(Stored records)
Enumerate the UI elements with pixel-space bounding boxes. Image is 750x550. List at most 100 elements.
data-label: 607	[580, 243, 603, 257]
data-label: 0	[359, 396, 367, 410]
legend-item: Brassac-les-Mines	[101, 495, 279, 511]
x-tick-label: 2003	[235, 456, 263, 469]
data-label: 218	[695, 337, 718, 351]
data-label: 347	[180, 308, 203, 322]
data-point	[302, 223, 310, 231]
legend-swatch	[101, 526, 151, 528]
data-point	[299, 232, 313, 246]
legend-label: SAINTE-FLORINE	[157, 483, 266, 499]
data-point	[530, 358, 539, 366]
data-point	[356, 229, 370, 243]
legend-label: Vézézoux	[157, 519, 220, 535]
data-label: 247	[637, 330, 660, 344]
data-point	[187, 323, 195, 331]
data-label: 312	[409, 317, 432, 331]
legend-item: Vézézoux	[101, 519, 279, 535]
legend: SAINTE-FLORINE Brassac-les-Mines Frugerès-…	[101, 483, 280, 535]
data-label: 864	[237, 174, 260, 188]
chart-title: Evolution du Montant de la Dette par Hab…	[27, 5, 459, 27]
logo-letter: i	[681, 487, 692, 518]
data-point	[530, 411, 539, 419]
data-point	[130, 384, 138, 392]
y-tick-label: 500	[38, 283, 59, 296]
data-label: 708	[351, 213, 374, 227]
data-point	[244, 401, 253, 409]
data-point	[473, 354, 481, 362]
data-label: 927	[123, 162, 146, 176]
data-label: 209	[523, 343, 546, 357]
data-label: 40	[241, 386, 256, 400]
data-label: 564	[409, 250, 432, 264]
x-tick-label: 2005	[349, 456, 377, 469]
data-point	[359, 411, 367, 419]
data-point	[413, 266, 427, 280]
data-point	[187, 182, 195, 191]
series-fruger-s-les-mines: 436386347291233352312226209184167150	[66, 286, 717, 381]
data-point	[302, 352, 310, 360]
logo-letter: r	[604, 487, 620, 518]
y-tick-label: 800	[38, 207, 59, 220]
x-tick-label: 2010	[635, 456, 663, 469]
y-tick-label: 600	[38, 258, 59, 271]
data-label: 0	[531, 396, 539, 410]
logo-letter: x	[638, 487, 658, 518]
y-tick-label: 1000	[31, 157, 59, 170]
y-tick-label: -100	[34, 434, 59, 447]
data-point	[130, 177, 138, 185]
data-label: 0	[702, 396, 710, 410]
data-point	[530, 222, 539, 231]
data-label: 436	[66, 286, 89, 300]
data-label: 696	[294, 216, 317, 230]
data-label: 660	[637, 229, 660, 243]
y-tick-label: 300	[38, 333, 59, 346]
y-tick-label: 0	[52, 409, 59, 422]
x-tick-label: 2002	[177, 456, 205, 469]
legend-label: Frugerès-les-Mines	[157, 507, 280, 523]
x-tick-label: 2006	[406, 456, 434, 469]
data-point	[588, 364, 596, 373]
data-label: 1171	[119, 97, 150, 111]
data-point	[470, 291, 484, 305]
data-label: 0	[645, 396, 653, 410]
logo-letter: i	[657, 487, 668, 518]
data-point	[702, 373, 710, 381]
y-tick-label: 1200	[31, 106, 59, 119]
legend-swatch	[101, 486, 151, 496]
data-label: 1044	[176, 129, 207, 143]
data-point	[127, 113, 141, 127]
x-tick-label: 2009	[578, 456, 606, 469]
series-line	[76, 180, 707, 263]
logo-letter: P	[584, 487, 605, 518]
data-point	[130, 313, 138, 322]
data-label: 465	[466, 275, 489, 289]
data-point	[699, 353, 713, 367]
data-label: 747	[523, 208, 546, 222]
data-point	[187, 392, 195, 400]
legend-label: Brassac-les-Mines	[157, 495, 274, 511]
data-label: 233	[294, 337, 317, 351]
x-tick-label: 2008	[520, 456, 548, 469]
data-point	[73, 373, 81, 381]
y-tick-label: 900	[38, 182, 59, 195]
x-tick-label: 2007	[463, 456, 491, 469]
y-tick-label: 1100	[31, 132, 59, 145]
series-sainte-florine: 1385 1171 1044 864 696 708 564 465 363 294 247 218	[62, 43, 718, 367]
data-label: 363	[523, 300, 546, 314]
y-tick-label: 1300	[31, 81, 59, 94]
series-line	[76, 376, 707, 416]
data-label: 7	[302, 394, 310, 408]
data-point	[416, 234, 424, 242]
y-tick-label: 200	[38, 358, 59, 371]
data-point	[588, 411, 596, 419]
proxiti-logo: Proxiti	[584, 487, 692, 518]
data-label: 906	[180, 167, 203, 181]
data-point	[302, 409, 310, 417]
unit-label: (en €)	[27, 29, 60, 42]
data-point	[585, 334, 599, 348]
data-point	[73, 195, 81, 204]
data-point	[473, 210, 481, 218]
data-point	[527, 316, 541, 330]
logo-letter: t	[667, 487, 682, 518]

(GOAL) Copy every row above, keeping each one unchanged.

(THE RESPONSE)
Enumerate the UI elements with pixel-space bounding boxes. Image is 750x550. List at most 100 elements.
data-label: 607	[580, 243, 603, 257]
data-label: 0	[359, 396, 367, 410]
legend-item: Brassac-les-Mines	[101, 495, 279, 511]
x-tick-label: 2003	[235, 456, 263, 469]
data-label: 218	[695, 337, 718, 351]
data-label: 347	[180, 308, 203, 322]
data-point	[302, 223, 310, 231]
legend-swatch	[101, 526, 151, 528]
data-point	[299, 232, 313, 246]
legend-label: SAINTE-FLORINE	[157, 483, 266, 499]
data-point	[530, 358, 539, 366]
data-point	[356, 229, 370, 243]
legend-label: Vézézoux	[157, 519, 220, 535]
data-label: 247	[637, 330, 660, 344]
data-point	[187, 323, 195, 331]
data-label: 312	[409, 317, 432, 331]
legend-item: Vézézoux	[101, 519, 279, 535]
legend: SAINTE-FLORINE Brassac-les-Mines Frugerès-…	[101, 483, 280, 535]
data-label: 864	[237, 174, 260, 188]
chart-title: Evolution du Montant de la Dette par Hab…	[27, 5, 459, 27]
logo-letter: i	[681, 487, 692, 518]
data-point	[530, 411, 539, 419]
data-point	[130, 384, 138, 392]
y-tick-label: 500	[38, 283, 59, 296]
data-label: 708	[351, 213, 374, 227]
data-point	[244, 401, 253, 409]
data-point	[473, 354, 481, 362]
data-label: 927	[123, 162, 146, 176]
data-label: 209	[523, 343, 546, 357]
data-label: 40	[241, 386, 256, 400]
data-label: 564	[409, 250, 432, 264]
x-tick-label: 2005	[349, 456, 377, 469]
data-point	[359, 411, 367, 419]
data-point	[413, 266, 427, 280]
data-point	[187, 182, 195, 191]
series-fruger-s-les-mines: 436386347291233352312226209184167150	[66, 286, 717, 381]
data-point	[302, 352, 310, 360]
logo-letter: r	[604, 487, 620, 518]
y-tick-label: 800	[38, 207, 59, 220]
x-tick-label: 2010	[635, 456, 663, 469]
y-tick-label: 600	[38, 258, 59, 271]
data-label: 0	[531, 396, 539, 410]
logo-letter: x	[638, 487, 658, 518]
y-tick-label: 1000	[31, 157, 59, 170]
y-tick-label: -100	[34, 434, 59, 447]
data-point	[130, 177, 138, 185]
data-label: 0	[702, 396, 710, 410]
data-point	[530, 222, 539, 231]
data-label: 436	[66, 286, 89, 300]
data-label: 696	[294, 216, 317, 230]
data-label: 660	[637, 229, 660, 243]
y-tick-label: 300	[38, 333, 59, 346]
y-tick-label: 0	[52, 409, 59, 422]
x-tick-label: 2002	[177, 456, 205, 469]
legend-label: Frugerès-les-Mines	[157, 507, 280, 523]
x-tick-label: 2006	[406, 456, 434, 469]
data-point	[588, 364, 596, 373]
data-label: 1171	[119, 97, 150, 111]
data-point	[470, 291, 484, 305]
data-label: 0	[645, 396, 653, 410]
logo-letter: i	[657, 487, 668, 518]
data-point	[702, 373, 710, 381]
y-tick-label: 1200	[31, 106, 59, 119]
legend-swatch	[101, 486, 151, 496]
data-label: 1044	[176, 129, 207, 143]
data-point	[127, 113, 141, 127]
x-tick-label: 2009	[578, 456, 606, 469]
series-line	[76, 180, 707, 263]
logo-letter: P	[584, 487, 605, 518]
data-point	[130, 313, 138, 322]
data-label: 465	[466, 275, 489, 289]
data-point	[699, 353, 713, 367]
data-label: 747	[523, 208, 546, 222]
data-point	[187, 392, 195, 400]
legend-label: Brassac-les-Mines	[157, 495, 274, 511]
data-label: 233	[294, 337, 317, 351]
x-tick-label: 2008	[520, 456, 548, 469]
data-point	[73, 373, 81, 381]
y-tick-label: 900	[38, 182, 59, 195]
x-tick-label: 2007	[463, 456, 491, 469]
y-tick-label: 1100	[31, 132, 59, 145]
series-sainte-florine: 1385 1171 1044 864 696 708 564 465 363 294 247 218	[62, 43, 718, 367]
data-label: 363	[523, 300, 546, 314]
y-tick-label: 1300	[31, 81, 59, 94]
series-line	[76, 376, 707, 416]
data-label: 7	[302, 394, 310, 408]
data-point	[416, 234, 424, 242]
y-tick-label: 200	[38, 358, 59, 371]
data-point	[588, 411, 596, 419]
proxiti-logo: Proxiti	[584, 487, 692, 518]
data-label: 906	[180, 167, 203, 181]
data-point	[302, 409, 310, 417]
unit-label: (en €)	[27, 29, 60, 42]
data-point	[585, 334, 599, 348]
data-point	[73, 195, 81, 204]
data-point	[473, 210, 481, 218]
data-point	[527, 316, 541, 330]
logo-letter: t	[667, 487, 682, 518]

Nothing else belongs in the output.